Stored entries
════
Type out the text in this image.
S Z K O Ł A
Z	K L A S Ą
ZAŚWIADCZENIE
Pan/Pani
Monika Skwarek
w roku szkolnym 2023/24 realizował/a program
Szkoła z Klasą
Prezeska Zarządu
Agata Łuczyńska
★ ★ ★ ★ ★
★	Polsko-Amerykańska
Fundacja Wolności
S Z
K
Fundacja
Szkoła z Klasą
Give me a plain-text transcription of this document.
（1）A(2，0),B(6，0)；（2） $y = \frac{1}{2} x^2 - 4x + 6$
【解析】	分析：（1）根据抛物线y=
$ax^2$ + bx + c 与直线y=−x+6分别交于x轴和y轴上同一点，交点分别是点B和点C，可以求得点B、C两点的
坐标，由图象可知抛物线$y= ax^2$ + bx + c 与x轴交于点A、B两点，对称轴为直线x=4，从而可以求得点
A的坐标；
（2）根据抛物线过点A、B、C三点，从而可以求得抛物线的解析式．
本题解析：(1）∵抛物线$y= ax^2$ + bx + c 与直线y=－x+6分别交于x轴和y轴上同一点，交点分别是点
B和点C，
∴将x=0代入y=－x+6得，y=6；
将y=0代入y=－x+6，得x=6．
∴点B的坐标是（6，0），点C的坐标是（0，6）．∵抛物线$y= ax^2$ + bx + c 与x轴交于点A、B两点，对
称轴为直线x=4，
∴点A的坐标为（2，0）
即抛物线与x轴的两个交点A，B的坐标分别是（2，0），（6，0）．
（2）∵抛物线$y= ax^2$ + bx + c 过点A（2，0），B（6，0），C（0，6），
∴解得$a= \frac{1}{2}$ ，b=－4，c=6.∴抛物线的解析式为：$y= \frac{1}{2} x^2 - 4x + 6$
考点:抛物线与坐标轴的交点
════
Look through the data and show every line containing "frac".

（1）A(2，0),B(6，0)；（2） $y = \frac{1}{2} x^2 - 4x + 6$
∴解得$a= \frac{1}{2}$ ，b=－4，c=6.∴抛物线的解析式为：$y= \frac{1}{2} x^2 - 4x + 6$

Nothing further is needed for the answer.